▶ [AIM]:
Lay out the entries from the line containing "Give me the" through the line containing "menu-help[interactable]: Help [224, 30, 263, 50]", inclusive, as a Markdown table with the columns Row and Line. Number each row and skip any blank lines.

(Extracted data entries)

==============================

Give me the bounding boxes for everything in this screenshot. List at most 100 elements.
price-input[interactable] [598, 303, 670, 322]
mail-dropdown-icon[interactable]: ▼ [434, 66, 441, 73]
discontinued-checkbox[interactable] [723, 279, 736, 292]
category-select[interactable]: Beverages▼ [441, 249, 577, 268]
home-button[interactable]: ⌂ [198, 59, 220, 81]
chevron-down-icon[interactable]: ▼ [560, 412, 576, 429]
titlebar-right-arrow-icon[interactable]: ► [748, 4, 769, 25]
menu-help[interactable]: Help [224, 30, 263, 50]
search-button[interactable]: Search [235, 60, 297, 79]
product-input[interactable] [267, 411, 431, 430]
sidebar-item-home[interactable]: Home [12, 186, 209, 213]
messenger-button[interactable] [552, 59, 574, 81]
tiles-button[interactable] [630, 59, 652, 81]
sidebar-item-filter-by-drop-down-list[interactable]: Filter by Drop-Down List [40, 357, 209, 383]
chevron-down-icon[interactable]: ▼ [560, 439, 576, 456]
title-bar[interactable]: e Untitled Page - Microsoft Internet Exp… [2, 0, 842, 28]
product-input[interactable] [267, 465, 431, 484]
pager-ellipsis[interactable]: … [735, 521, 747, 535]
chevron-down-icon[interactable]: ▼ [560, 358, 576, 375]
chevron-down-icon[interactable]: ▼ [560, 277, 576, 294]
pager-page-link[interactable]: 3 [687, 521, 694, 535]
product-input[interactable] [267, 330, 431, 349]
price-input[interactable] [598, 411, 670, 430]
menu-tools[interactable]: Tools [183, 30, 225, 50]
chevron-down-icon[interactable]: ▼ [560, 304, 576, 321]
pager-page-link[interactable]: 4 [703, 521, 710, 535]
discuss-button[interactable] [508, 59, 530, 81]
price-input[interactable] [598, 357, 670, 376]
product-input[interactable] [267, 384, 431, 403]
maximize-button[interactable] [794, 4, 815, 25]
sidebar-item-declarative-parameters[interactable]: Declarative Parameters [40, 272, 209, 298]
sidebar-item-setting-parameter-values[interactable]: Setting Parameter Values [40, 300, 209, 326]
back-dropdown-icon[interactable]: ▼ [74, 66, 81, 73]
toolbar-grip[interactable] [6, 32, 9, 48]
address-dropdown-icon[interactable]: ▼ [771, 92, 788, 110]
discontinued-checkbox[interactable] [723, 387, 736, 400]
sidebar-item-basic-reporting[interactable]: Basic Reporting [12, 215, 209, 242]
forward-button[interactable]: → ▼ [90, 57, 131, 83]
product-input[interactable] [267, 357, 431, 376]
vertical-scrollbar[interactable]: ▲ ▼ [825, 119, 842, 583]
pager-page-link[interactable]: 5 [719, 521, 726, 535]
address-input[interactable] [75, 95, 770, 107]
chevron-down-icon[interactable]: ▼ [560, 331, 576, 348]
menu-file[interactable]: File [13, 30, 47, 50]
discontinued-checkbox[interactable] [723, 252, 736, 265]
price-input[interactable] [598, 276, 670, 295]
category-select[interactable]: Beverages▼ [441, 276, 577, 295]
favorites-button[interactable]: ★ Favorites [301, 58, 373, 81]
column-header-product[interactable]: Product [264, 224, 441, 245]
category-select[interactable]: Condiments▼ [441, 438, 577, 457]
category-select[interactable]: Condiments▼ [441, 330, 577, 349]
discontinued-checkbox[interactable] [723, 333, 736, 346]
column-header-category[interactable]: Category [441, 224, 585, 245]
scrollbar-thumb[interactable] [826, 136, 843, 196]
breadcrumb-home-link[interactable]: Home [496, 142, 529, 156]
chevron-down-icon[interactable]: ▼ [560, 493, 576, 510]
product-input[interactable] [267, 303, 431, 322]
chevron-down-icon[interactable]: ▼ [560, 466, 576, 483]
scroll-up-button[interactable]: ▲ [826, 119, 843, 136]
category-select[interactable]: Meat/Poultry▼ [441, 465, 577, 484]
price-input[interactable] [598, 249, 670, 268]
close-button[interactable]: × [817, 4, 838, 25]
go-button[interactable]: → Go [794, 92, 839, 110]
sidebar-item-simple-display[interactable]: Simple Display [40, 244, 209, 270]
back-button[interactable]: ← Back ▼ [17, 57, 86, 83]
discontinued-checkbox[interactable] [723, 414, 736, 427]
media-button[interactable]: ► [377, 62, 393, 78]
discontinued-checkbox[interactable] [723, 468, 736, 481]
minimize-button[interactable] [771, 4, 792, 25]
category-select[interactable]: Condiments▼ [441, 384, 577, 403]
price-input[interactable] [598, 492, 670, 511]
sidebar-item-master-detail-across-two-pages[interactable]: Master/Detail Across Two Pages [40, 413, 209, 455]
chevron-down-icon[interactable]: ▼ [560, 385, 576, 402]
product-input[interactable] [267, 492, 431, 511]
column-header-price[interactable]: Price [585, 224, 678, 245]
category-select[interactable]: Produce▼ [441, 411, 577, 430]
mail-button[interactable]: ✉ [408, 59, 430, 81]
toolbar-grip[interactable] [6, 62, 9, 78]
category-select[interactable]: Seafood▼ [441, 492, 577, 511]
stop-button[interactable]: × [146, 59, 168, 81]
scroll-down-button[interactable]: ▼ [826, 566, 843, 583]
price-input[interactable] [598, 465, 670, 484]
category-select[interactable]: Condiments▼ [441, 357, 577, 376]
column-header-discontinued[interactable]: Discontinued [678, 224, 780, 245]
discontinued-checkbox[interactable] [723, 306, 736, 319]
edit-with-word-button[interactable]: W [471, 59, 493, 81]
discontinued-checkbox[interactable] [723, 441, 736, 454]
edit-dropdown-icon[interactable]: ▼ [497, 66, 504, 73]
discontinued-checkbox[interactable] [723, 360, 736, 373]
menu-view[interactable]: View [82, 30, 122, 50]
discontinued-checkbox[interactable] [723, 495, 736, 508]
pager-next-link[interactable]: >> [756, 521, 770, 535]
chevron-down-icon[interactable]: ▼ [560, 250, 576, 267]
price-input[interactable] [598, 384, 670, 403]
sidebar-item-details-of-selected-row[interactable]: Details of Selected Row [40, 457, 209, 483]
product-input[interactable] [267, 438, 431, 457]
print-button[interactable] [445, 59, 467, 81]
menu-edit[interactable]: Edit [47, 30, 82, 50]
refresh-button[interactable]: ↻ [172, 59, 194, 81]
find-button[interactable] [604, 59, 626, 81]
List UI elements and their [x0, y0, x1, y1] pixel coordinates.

==============================

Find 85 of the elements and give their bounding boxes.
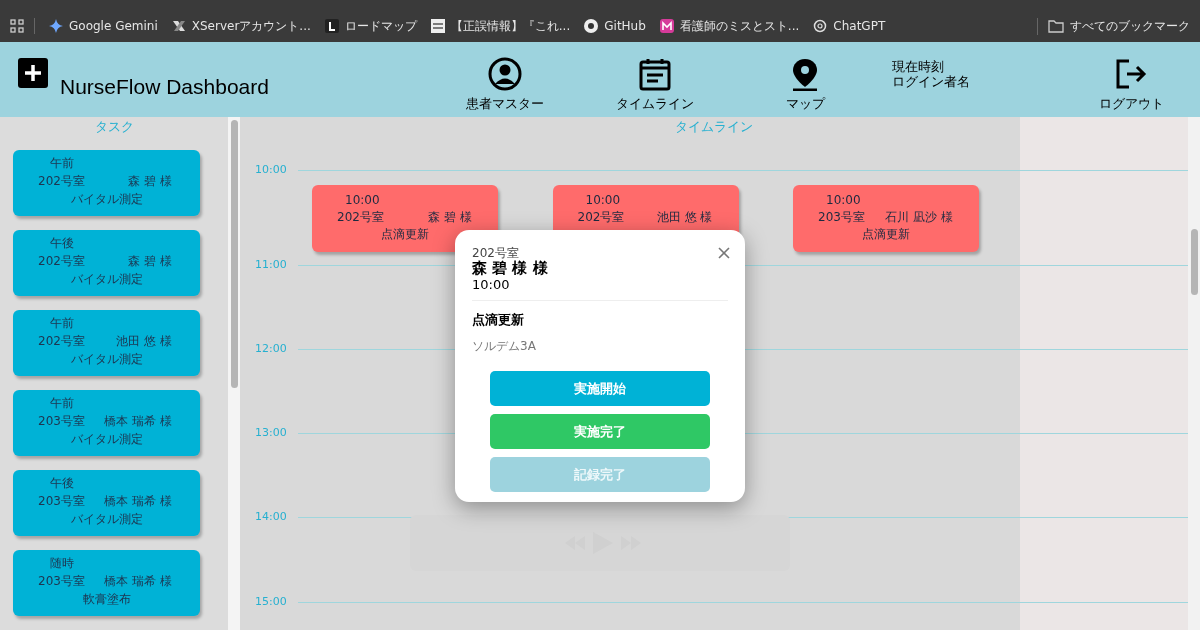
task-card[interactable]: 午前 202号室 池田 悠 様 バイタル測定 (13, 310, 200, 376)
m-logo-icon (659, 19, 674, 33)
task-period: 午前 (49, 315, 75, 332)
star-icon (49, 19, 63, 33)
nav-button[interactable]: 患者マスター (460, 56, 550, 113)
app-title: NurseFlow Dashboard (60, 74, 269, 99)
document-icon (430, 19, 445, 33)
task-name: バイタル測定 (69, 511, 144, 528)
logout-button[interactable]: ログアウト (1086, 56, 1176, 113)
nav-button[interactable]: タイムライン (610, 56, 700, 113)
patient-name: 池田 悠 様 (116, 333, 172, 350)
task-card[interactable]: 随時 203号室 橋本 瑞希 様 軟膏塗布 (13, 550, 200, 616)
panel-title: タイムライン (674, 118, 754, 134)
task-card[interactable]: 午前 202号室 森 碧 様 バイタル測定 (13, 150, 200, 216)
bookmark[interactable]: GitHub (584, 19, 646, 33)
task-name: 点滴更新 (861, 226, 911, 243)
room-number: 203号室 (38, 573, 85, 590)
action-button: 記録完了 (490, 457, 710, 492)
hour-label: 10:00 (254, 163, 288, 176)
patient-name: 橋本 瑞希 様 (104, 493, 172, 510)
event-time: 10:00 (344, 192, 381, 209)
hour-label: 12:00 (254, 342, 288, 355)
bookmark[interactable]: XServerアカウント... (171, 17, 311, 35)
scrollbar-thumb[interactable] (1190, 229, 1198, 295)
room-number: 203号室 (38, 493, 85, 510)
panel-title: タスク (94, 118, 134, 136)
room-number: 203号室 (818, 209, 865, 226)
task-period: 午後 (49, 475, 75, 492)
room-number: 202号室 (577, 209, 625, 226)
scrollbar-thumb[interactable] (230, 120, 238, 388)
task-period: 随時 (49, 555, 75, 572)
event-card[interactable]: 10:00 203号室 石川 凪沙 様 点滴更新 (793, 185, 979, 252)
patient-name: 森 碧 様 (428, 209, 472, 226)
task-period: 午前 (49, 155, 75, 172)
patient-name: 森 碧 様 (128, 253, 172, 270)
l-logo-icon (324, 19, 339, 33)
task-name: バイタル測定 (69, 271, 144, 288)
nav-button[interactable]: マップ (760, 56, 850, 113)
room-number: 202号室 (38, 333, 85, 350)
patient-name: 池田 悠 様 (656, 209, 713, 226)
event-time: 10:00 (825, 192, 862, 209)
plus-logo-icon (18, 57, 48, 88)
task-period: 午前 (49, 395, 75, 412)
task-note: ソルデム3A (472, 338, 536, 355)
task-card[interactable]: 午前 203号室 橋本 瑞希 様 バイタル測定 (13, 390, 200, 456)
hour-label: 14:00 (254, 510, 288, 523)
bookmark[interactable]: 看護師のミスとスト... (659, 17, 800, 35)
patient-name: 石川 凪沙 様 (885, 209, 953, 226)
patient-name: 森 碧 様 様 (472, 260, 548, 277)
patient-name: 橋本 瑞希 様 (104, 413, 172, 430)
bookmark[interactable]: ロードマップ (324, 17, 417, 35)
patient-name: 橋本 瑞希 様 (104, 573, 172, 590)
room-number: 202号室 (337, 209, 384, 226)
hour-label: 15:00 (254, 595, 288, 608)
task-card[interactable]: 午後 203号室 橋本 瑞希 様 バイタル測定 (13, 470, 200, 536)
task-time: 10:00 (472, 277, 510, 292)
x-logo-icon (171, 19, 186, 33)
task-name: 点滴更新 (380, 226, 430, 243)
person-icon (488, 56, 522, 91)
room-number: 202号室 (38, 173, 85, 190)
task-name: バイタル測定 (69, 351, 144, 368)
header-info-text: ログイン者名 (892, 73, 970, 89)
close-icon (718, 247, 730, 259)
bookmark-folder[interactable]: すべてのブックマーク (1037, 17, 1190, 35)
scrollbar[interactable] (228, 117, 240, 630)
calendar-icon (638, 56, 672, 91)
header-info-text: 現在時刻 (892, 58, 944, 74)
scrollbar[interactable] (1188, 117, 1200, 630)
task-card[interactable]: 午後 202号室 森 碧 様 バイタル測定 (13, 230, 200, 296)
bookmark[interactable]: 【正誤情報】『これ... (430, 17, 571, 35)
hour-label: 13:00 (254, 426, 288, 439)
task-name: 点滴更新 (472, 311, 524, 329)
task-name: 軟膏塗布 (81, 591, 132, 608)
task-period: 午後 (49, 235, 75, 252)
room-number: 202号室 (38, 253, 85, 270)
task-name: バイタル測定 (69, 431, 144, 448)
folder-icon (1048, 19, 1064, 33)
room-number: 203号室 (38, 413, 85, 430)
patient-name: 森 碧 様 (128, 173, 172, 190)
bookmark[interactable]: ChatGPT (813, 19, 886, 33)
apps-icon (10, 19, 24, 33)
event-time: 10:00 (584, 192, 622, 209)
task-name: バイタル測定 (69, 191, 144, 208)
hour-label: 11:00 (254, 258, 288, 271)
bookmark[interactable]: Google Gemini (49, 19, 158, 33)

==============================

▶ [SOLVED EXERCISE]:
| Row | Line |
|---|---|
| 1 | Give me the bounding boxes for everything in this screenshot. List at most 100 elements. |
| 2 | price-input[interactable] [598, 303, 670, 322] |
| 3 | mail-dropdown-icon[interactable]: ▼ [434, 66, 441, 73] |
| 4 | discontinued-checkbox[interactable] [723, 279, 736, 292] |
| 5 | category-select[interactable]: Beverages▼ [441, 249, 577, 268] |
| 6 | home-button[interactable]: ⌂ [198, 59, 220, 81] |
| 7 | chevron-down-icon[interactable]: ▼ [560, 412, 576, 429] |
| 8 | titlebar-right-arrow-icon[interactable]: ► [748, 4, 769, 25] |
| 9 | menu-help[interactable]: Help [224, 30, 263, 50] |